** start Dataset excerpts **
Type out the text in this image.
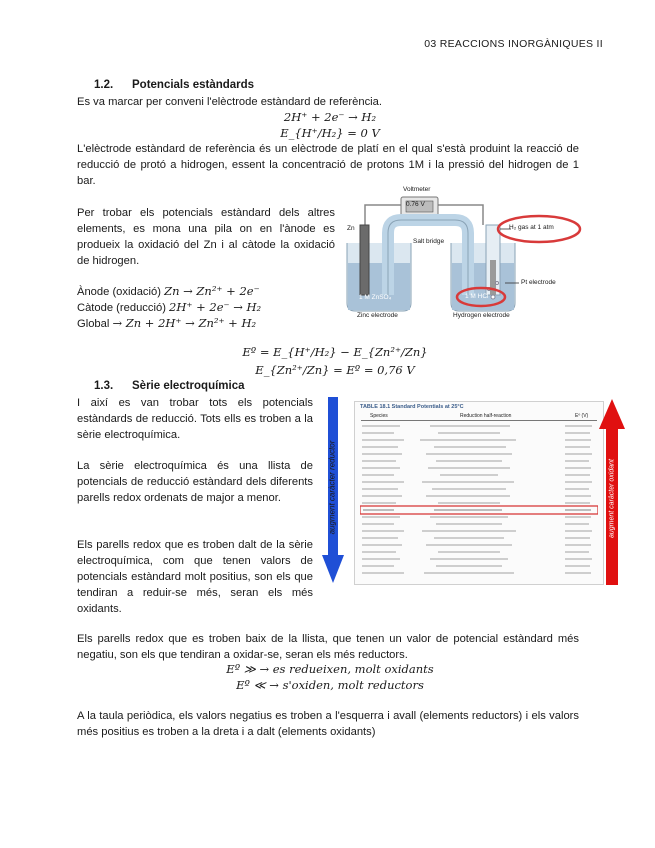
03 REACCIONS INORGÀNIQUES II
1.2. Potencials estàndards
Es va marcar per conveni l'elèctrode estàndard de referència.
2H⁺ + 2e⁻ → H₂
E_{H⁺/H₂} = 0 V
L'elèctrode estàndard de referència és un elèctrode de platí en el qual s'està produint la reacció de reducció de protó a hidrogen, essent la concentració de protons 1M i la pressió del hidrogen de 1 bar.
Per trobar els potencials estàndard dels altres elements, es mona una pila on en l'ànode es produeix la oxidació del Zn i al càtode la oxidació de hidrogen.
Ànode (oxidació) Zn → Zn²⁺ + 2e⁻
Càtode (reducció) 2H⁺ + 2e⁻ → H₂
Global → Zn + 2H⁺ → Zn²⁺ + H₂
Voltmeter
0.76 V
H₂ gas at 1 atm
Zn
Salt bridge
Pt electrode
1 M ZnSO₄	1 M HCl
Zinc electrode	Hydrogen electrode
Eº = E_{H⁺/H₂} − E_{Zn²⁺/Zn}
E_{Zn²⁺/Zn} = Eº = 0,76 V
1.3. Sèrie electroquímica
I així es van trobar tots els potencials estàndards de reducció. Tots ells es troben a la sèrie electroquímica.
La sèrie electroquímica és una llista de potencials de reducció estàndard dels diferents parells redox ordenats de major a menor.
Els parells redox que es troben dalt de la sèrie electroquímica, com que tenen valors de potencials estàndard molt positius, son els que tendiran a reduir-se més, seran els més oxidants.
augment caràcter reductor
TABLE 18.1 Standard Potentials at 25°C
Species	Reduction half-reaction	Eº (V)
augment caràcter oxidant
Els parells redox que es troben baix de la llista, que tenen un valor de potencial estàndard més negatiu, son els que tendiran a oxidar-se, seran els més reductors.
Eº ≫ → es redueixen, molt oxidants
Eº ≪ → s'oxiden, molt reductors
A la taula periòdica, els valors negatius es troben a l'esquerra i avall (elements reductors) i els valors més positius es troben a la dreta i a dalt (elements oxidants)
** end Dataset excerpts **
What this task involves: Each record should be quoted exactly, with the images omitted.

Answer for the task:
Type out the text in this image.
03 REACCIONS INORGÀNIQUES II
1.2. Potencials estàndards
Es va marcar per conveni l'elèctrode estàndard de referència.
2H⁺ + 2e⁻ → H₂
E_{H⁺/H₂} = 0 V
L'elèctrode estàndard de referència és un elèctrode de platí en el qual s'està produint la reacció de reducció de protó a hidrogen, essent la concentració de protons 1M i la pressió del hidrogen de 1 bar.
Per trobar els potencials estàndard dels altres elements, es mona una pila on en l'ànode es produeix la oxidació del Zn i al càtode la oxidació de hidrogen.
Ànode (oxidació) Zn → Zn²⁺ + 2e⁻
Càtode (reducció) 2H⁺ + 2e⁻ → H₂
Global → Zn + 2H⁺ → Zn²⁺ + H₂
Voltmeter
0.76 V
H₂ gas at 1 atm
Zn
Salt bridge
Pt electrode
1 M ZnSO₄	1 M HCl
Zinc electrode	Hydrogen electrode
Eº = E_{H⁺/H₂} − E_{Zn²⁺/Zn}
E_{Zn²⁺/Zn} = Eº = 0,76 V
1.3. Sèrie electroquímica
I així es van trobar tots els potencials estàndards de reducció. Tots ells es troben a la sèrie electroquímica.
La sèrie electroquímica és una llista de potencials de reducció estàndard dels diferents parells redox ordenats de major a menor.
Els parells redox que es troben dalt de la sèrie electroquímica, com que tenen valors de potencials estàndard molt positius, son els que tendiran a reduir-se més, seran els més oxidants.
augment caràcter reductor
TABLE 18.1 Standard Potentials at 25°C
Species	Reduction half-reaction	Eº (V)
augment caràcter oxidant
Els parells redox que es troben baix de la llista, que tenen un valor de potencial estàndard més negatiu, son els que tendiran a oxidar-se, seran els més reductors.
Eº ≫ → es redueixen, molt oxidants
Eº ≪ → s'oxiden, molt reductors
A la taula periòdica, els valors negatius es troben a l'esquerra i avall (elements reductors) i els valors més positius es troben a la dreta i a dalt (elements oxidants)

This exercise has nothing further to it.